# EXTRAIT DU DOCUMENT:
━━━━━━━━━━━━━━━━
Cela permit de s'aviser de l'apposition, au dos d'un des hommes d'équipage, d'une petite étiquette vieille d'environ deux siècles mentionnant simplement qu'il faisait partie de la collection Salt qui, je le souligne également au passage, ne constitua nullement l'unique apport de monuments, de quelque taille qu'ils fussent, au Département des Antiquités égyptiennes du Louvre.
Forte de cette mince mais assurément pas anodine indication, Madame Eschenbrenner conjectura que d'autres figurines s'autorisant de la même référence d'acquisition, "perdues", voire "oubliées" dans les riches entrailles du Musée, devaient inévitablement faire partie intégrante de la même embarcation.
Celle-ci, relativement fruste, monoxyle, comprenez : taillée dans une seule pièce de bois, m'apparaissant "émouvante" malgré son aspect peu dégrossi, annonce la particularité de certaines du Moyen Empire, papyriformes, que vous avez admirées les semaines précédentes : il ne s'agit en définitive que pérenniser l'esthétique globale des barques égyptiennes des temps premiers.
Alors que ses extrémités effilées furent originellement peintes en jaune et la figuration des ombelles qui les terminent tout à la fois recouvertes de noir, de rouge et de rose, la partie centrale de la coque, plus large, se différencie par sa blancheur.
Approchons-nous, voulez-vous de trois des marins assis sur le pont, jambes repliées ; pont qui, probablement l'aurez-vous déjà remarqué, est à bâbord comme à tribord encadré de longerons protecteurs de faible hauteur.
Grâce à ce gros plan que nous offre ici Claude Field, vous avez l'opportunité, amis visiteurs, d'aisément comprendre un détail de fabrication de ces personnages taillés dans du bois de sycomore : les petits trous noirs que vous distinguez sur le haut du corps de chacun des deux de l'avant-plan, à la taille pour celui de gauche, à l'épaule pour son voisin, vous prouvent que leurs bras étaient enchevillés tout à la fois aux épaules et aux coudes.
Et c'est également une petite cheville qui les maintenait assis sur le pont du bateau. En revanche, leur collègue debout à la proue, censé sonder, comme déjà j'eus l'opportunité de vous l'expliquer, la profondeur de l'eau du Nil, se trouve pour sa part fixé par un tenon saillant de son pied pour s'enfoncer dans une mortaise percée dans le bois du pont.
Si, gantés de blanc, vous aviez l'heur de prendre en mains cette embarcation millénaire retirée de sa vitrine, vous constateriez que d'autres évidements pratiqués à même ce pont vous permettraient d'en supputer l'équipage ... qui, d'origine, comprit le marin sondeur à la proue et le barreur à la poupe, mais aussi six rameurs : trois sont donc peut-être encore à dénicher dans les réserves ... ou irrémédiablement égarés pendant leur traversée, non pas du Nil, mais de la Méditerranée et peut-être aussi de la Seine, avant de franchir les guichets du Louvre ...
Quant au timonier, si esseulé à la poupe, si dépourvu, alors que la bise ne fut pas encore venue, qu'en dire de plus que ce que déjà, à propos de E 12027, je vous ai expliqué le 12 juin dernier ?
━━━━━━━━━━━━━━━━
# DONNÉES À EXAMINER:
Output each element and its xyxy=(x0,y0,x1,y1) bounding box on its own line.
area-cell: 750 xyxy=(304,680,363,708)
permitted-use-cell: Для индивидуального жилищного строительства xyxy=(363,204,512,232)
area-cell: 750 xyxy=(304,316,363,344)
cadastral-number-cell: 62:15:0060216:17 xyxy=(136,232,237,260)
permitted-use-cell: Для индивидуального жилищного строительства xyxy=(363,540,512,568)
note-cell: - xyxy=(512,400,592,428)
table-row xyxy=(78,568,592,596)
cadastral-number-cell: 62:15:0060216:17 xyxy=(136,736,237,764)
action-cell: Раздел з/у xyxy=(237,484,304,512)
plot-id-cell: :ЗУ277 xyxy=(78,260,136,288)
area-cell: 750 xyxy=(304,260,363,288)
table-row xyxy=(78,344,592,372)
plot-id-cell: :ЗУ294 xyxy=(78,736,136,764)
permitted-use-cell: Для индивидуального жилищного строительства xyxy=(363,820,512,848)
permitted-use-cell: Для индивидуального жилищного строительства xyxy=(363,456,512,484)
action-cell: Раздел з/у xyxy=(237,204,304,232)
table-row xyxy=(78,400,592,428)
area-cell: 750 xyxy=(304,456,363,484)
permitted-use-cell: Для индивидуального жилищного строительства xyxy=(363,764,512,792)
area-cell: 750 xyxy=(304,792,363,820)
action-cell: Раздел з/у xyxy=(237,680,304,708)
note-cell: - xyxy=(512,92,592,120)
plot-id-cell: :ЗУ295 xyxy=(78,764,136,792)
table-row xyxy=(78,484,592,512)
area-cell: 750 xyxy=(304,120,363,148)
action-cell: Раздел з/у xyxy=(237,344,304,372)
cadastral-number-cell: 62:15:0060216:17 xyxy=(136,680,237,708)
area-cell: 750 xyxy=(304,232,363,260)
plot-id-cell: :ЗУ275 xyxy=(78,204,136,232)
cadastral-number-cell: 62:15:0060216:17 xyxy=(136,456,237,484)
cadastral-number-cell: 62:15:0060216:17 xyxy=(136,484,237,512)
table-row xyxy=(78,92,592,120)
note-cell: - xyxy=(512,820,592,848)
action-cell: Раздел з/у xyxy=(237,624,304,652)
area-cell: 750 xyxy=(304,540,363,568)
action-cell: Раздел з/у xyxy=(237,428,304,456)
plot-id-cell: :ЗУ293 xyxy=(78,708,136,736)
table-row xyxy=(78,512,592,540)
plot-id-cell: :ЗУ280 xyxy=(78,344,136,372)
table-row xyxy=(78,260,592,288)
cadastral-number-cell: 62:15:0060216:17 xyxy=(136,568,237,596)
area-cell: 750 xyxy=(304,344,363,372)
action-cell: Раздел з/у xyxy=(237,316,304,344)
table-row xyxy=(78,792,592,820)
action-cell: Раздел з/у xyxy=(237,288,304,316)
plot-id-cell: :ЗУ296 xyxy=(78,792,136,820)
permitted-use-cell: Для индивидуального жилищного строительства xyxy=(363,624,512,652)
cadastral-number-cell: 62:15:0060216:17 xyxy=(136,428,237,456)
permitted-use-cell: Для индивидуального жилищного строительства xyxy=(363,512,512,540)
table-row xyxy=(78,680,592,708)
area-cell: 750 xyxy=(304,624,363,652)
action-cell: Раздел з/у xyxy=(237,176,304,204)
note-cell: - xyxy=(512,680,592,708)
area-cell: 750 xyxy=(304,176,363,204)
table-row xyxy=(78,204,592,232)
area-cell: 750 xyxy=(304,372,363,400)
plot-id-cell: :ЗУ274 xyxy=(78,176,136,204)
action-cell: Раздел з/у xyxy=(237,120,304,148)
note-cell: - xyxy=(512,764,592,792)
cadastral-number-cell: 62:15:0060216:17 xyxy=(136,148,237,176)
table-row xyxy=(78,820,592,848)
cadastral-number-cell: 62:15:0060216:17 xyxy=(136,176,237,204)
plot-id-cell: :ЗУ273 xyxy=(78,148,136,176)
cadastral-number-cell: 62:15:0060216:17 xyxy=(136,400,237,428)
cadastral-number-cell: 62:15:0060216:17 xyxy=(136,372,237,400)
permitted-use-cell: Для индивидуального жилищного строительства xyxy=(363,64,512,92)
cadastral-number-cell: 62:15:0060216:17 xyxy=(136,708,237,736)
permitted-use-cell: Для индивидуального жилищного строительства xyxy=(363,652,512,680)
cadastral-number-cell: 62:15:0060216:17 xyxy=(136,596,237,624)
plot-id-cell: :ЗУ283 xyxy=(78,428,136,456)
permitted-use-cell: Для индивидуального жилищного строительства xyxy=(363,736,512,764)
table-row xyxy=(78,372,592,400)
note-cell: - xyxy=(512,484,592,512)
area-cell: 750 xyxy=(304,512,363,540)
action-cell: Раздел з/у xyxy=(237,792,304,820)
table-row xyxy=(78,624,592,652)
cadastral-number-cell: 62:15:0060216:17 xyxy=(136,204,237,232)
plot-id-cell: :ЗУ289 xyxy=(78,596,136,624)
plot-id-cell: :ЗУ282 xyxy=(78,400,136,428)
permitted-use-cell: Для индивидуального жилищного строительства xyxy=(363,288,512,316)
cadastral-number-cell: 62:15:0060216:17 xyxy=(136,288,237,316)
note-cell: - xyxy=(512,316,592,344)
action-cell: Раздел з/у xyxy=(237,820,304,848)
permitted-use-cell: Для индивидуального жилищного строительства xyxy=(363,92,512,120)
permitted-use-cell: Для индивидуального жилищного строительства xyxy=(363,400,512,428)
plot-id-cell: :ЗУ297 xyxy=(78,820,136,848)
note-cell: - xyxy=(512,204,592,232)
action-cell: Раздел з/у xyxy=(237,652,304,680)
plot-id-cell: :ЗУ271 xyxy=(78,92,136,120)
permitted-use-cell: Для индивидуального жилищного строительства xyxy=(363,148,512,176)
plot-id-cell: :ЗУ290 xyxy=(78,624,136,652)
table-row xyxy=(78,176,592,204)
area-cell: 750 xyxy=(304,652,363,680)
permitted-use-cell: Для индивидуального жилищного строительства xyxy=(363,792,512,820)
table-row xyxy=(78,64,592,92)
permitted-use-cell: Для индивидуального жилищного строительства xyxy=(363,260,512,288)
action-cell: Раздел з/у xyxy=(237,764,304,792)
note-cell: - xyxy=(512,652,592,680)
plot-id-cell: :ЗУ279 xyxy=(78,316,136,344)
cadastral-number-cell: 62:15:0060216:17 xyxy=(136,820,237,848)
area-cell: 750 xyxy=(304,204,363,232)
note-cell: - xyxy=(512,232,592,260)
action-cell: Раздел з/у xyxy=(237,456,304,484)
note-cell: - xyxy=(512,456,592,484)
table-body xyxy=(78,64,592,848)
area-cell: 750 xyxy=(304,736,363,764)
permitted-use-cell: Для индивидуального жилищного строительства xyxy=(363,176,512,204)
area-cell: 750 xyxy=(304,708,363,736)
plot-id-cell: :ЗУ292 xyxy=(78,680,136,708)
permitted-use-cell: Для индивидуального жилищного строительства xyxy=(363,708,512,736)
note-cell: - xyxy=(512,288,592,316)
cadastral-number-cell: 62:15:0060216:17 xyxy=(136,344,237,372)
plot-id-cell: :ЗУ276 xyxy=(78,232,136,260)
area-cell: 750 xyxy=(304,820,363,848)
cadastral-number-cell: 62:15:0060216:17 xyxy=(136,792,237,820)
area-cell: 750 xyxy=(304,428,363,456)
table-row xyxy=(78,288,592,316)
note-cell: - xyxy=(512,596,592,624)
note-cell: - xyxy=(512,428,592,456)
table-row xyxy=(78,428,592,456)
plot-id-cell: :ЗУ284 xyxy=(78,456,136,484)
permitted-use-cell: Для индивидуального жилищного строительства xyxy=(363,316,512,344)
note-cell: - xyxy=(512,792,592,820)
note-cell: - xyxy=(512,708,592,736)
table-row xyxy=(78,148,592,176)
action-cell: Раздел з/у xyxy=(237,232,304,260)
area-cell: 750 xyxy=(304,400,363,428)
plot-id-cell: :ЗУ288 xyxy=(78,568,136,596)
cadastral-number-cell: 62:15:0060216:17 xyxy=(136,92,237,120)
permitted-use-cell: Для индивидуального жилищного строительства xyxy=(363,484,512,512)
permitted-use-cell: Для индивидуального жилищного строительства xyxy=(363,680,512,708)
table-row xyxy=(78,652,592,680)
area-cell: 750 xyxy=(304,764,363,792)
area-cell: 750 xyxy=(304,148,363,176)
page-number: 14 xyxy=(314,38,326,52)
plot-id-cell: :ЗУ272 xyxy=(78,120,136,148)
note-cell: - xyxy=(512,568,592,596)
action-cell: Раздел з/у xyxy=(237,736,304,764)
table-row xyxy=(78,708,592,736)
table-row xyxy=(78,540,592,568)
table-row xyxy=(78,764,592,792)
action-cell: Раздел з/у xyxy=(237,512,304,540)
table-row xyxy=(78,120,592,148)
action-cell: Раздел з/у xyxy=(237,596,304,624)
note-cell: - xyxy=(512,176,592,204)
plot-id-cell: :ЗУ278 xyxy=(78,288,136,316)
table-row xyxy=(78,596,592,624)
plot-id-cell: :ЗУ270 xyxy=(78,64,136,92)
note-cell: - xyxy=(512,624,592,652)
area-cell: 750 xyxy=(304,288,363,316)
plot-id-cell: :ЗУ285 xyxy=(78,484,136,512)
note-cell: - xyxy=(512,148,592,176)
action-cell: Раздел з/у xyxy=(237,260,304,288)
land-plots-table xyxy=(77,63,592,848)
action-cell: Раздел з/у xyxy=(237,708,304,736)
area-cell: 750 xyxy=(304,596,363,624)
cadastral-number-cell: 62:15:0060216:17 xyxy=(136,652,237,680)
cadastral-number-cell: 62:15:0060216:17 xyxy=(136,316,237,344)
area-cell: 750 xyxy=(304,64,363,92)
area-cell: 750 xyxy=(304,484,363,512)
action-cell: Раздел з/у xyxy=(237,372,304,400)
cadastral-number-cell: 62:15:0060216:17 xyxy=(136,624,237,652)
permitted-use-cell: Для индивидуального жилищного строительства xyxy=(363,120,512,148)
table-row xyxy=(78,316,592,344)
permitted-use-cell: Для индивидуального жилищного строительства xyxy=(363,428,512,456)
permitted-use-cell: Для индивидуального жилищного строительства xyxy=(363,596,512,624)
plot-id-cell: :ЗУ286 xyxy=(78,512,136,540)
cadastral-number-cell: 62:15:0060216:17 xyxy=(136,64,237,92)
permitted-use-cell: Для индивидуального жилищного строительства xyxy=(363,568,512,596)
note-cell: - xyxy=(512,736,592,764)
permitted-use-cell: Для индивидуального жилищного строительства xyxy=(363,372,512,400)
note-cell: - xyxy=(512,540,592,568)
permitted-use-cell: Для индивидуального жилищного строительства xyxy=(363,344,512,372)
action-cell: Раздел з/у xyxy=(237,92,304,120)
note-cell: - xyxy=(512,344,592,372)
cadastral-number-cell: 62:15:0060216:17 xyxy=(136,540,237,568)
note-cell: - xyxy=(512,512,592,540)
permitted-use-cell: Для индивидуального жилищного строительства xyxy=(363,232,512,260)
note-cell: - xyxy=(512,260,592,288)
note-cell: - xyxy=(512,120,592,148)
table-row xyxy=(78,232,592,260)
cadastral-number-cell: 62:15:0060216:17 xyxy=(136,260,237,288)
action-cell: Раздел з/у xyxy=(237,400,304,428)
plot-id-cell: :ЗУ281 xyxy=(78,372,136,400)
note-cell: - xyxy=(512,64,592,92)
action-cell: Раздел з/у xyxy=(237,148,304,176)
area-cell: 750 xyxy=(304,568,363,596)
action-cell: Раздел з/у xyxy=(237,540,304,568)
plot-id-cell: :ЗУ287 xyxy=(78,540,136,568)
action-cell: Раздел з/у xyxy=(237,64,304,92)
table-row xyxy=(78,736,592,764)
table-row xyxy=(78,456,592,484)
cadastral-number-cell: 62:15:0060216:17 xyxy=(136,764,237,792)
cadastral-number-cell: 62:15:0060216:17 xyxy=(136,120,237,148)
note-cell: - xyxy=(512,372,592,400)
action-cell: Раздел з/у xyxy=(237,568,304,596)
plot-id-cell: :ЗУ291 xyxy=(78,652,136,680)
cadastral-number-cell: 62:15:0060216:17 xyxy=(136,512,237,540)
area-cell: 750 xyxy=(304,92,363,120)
━━━━━━━━━━━━━━━━
# TRAVAIL DEMANDÉ:
D'après l'extrait consacré à la barque égyptienne du Louvre, combien de rameurs comptait l'équipage d'origine ?

# EXERCICE CORRIGÉ:
L'équipage d'origine comptait six rameurs.